▶ **EXERCISE BRIEF**: Every line in the data below that holds "epidemiológica" should be found and copied.
[Opening AVAILABLE RECORDS section]
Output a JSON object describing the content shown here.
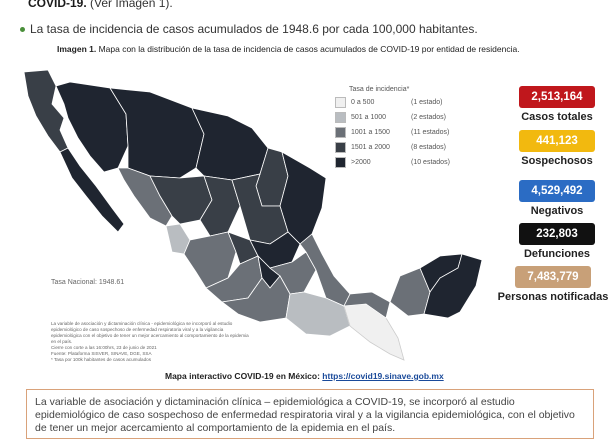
{
  "header": {
    "prefix_bold": "COVID-19.",
    "prefix_rest": " (Ver Imagen 1).",
    "bullet_text": "La tasa de incidencia de casos acumulados de 1948.6 por cada 100,000 habitantes."
  },
  "figure": {
    "caption_label": "Imagen 1.",
    "caption_text": " Mapa con la distribución de la tasa de incidencia de casos acumulados de COVID-19 por entidad de residencia.",
    "national_rate": "Tasa Nacional: 1948.61",
    "legend": {
      "title": "Tasa de incidencia*",
      "items": [
        {
          "range": "0  a   500",
          "count": "(1 estado)",
          "color": "#f0f0f0"
        },
        {
          "range": "501 a  1000",
          "count": "(2 estados)",
          "color": "#b9bdc1"
        },
        {
          "range": "1001 a  1500",
          "count": "(11 estados)",
          "color": "#6b7077"
        },
        {
          "range": "1501 a  2000",
          "count": "(8 estados)",
          "color": "#393f47"
        },
        {
          "range": ">2000",
          "count": "(10 estados)",
          "color": "#1f2530"
        }
      ]
    },
    "notes": [
      "La variable de asociación y dictaminación clínica - epidemiológica se incorporó al estudio",
      "epidemiológico de caso sospechoso de enfermedad respiratoria viral y a la vigilancia",
      "epidemiológica con el objetivo de tener un mejor acercamiento al comportamiento de la epidemia en el país.",
      "Cierre con corte a las 16:00hrs, 23 de junio de 2021",
      "Fuente: Plataforma SISVER, SINAVE, DGE, SSA",
      "* Tasa por 100k habitantes de casos acumulados"
    ]
  },
  "stats": [
    {
      "value": "2,513,164",
      "label": "Casos totales",
      "bg": "#c0171c",
      "fg": "#ffffff"
    },
    {
      "value": "441,123",
      "label": "Sospechosos",
      "bg": "#f2b90f",
      "fg": "#ffffff"
    },
    {
      "value": "4,529,492",
      "label": "Negativos",
      "bg": "#2b6cc4",
      "fg": "#ffffff"
    },
    {
      "value": "232,803",
      "label": "Defunciones",
      "bg": "#111111",
      "fg": "#ffffff"
    },
    {
      "value": "7,483,779",
      "label": "Personas notificadas",
      "bg": "#c8a078",
      "fg": "#ffffff"
    }
  ],
  "interactive": {
    "label": "Mapa interactivo COVID-19 en México: ",
    "link": "https://covid19.sinave.gob.mx"
  },
  "footer": {
    "text": "La variable de asociación y dictaminación clínica – epidemiológica a COVID-19, se incorporó al estudio epidemiológico de caso sospechoso de enfermedad respiratoria viral y a la vigilancia epidemiológica, con el objetivo de tener un mejor acercamiento al comportamiento de la epidemia en el país."
  }
}
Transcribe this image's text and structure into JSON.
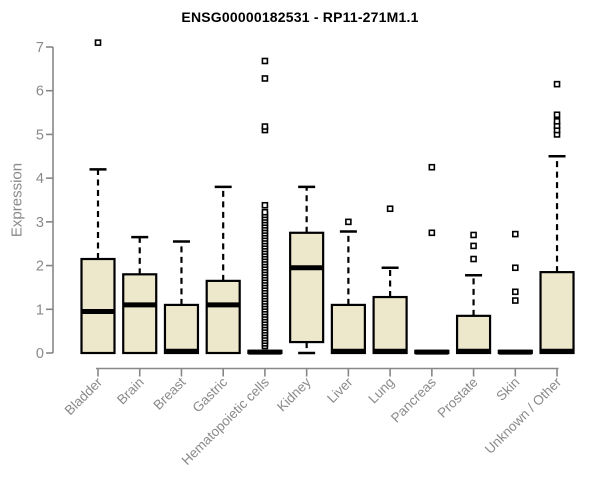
{
  "chart_data": {
    "type": "boxplot",
    "title": "ENSG00000182531 - RP11-271M1.1",
    "ylabel": "Expression",
    "xlabel": "",
    "ylim": [
      0,
      7
    ],
    "yticks": [
      0,
      1,
      2,
      3,
      4,
      5,
      6,
      7
    ],
    "grid": false,
    "legend": "none",
    "colors": {
      "box_fill": "#EDE8CC",
      "box_border": "#000000",
      "median": "#000000",
      "whisker": "#000000",
      "outlier_stroke": "#000000",
      "outlier_fill": "#ffffff",
      "axis": "#878787",
      "tick_label": "#8a8a8a",
      "title": "#000000",
      "background": "#ffffff"
    },
    "categories": [
      "Bladder",
      "Brain",
      "Breast",
      "Gastric",
      "Hematopoietic cells",
      "Kidney",
      "Liver",
      "Lung",
      "Pancreas",
      "Prostate",
      "Skin",
      "Unknown / Other"
    ],
    "series": [
      {
        "category": "Bladder",
        "q1": 0,
        "median": 0.95,
        "q3": 2.15,
        "whisker_low": 0,
        "whisker_high": 4.2,
        "outliers": [
          7.1
        ]
      },
      {
        "category": "Brain",
        "q1": 0,
        "median": 1.1,
        "q3": 1.8,
        "whisker_low": 0,
        "whisker_high": 2.65,
        "outliers": []
      },
      {
        "category": "Breast",
        "q1": 0,
        "median": 0.04,
        "q3": 1.1,
        "whisker_low": 0,
        "whisker_high": 2.55,
        "outliers": []
      },
      {
        "category": "Gastric",
        "q1": 0,
        "median": 1.1,
        "q3": 1.65,
        "whisker_low": 0,
        "whisker_high": 3.8,
        "outliers": []
      },
      {
        "category": "Hematopoietic cells",
        "q1": 0,
        "median": 0.02,
        "q3": 0.05,
        "whisker_low": 0,
        "whisker_high": 0.05,
        "outliers": [
          0.16,
          0.22,
          0.28,
          0.34,
          0.4,
          0.46,
          0.52,
          0.58,
          0.64,
          0.7,
          0.76,
          0.82,
          0.88,
          0.94,
          1.0,
          1.06,
          1.12,
          1.18,
          1.24,
          1.3,
          1.36,
          1.42,
          1.48,
          1.54,
          1.6,
          1.66,
          1.72,
          1.78,
          1.84,
          1.9,
          1.96,
          2.02,
          2.08,
          2.14,
          2.2,
          2.26,
          2.32,
          2.38,
          2.44,
          2.5,
          2.56,
          2.62,
          2.68,
          2.74,
          2.8,
          2.86,
          2.92,
          2.98,
          3.04,
          3.1,
          3.16,
          3.22,
          3.38,
          5.1,
          5.18,
          6.28,
          6.68
        ]
      },
      {
        "category": "Kidney",
        "q1": 0.25,
        "median": 1.95,
        "q3": 2.75,
        "whisker_low": 0,
        "whisker_high": 3.8,
        "outliers": []
      },
      {
        "category": "Liver",
        "q1": 0,
        "median": 0.04,
        "q3": 1.1,
        "whisker_low": 0,
        "whisker_high": 2.78,
        "outliers": [
          3.0
        ]
      },
      {
        "category": "Lung",
        "q1": 0,
        "median": 0.04,
        "q3": 1.28,
        "whisker_low": 0,
        "whisker_high": 1.95,
        "outliers": [
          3.3
        ]
      },
      {
        "category": "Pancreas",
        "q1": 0,
        "median": 0.02,
        "q3": 0.05,
        "whisker_low": 0,
        "whisker_high": 0.05,
        "outliers": [
          2.75,
          4.25
        ]
      },
      {
        "category": "Prostate",
        "q1": 0,
        "median": 0.04,
        "q3": 0.85,
        "whisker_low": 0,
        "whisker_high": 1.78,
        "outliers": [
          2.15,
          2.45,
          2.7
        ]
      },
      {
        "category": "Skin",
        "q1": 0,
        "median": 0.02,
        "q3": 0.05,
        "whisker_low": 0,
        "whisker_high": 0.05,
        "outliers": [
          1.2,
          1.4,
          1.95,
          2.72
        ]
      },
      {
        "category": "Unknown / Other",
        "q1": 0,
        "median": 0.04,
        "q3": 1.85,
        "whisker_low": 0,
        "whisker_high": 4.5,
        "outliers": [
          5.0,
          5.1,
          5.2,
          5.3,
          5.45,
          6.15
        ]
      }
    ]
  }
}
[Closing AVAILABLE RECORDS section]
▶ **SOLUTION TO THIS EXERCISE**:
      "La variable de asociación y dictaminación clínica - epidemiológica se incorporó al estudio",
      "epidemiológica con el objetivo de tener un mejor acercamiento al comportamiento de la epidemia en el país.",
    "text": "La variable de asociación y dictaminación clínica – epidemiológica a COVID-19, se incorporó al estudio epidemiológico de caso sospechoso de enfermedad respiratoria viral y a la vigilancia epidemiológica, con el objetivo de tener un mejor acercamiento al comportamiento de la epidemia en el país."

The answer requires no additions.